→ BRIEF: Output an exact reproduction of the data.

Rows from a dataset
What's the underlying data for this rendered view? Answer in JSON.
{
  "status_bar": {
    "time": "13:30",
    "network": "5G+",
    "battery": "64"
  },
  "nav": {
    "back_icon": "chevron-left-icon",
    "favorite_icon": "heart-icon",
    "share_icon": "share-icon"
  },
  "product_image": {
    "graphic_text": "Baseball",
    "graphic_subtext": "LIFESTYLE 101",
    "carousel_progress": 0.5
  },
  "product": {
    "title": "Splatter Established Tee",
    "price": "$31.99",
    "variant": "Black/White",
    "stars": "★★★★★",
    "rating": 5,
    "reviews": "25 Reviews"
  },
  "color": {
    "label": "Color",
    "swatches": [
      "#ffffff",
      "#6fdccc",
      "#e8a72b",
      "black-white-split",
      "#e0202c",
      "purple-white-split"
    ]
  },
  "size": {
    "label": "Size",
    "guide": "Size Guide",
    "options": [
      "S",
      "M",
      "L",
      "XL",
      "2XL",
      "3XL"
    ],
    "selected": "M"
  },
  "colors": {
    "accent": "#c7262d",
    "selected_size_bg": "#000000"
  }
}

→ ANSWER FOR THE TASK:
What's the underlying data for this rendered view? Answer in JSON.
{
  "status_bar": {
    "time": "13:30",
    "network": "5G+",
    "battery": "64"
  },
  "nav": {
    "back_icon": "chevron-left-icon",
    "favorite_icon": "heart-icon",
    "share_icon": "share-icon"
  },
  "product_image": {
    "graphic_text": "Baseball",
    "graphic_subtext": "LIFESTYLE 101",
    "carousel_progress": 0.5
  },
  "product": {
    "title": "Splatter Established Tee",
    "price": "$31.99",
    "variant": "Black/White",
    "stars": "★★★★★",
    "rating": 5,
    "reviews": "25 Reviews"
  },
  "color": {
    "label": "Color",
    "swatches": [
      "#ffffff",
      "#6fdccc",
      "#e8a72b",
      "black-white-split",
      "#e0202c",
      "purple-white-split"
    ]
  },
  "size": {
    "label": "Size",
    "guide": "Size Guide",
    "options": [
      "S",
      "M",
      "L",
      "XL",
      "2XL",
      "3XL"
    ],
    "selected": "M"
  },
  "colors": {
    "accent": "#c7262d",
    "selected_size_bg": "#000000"
  }
}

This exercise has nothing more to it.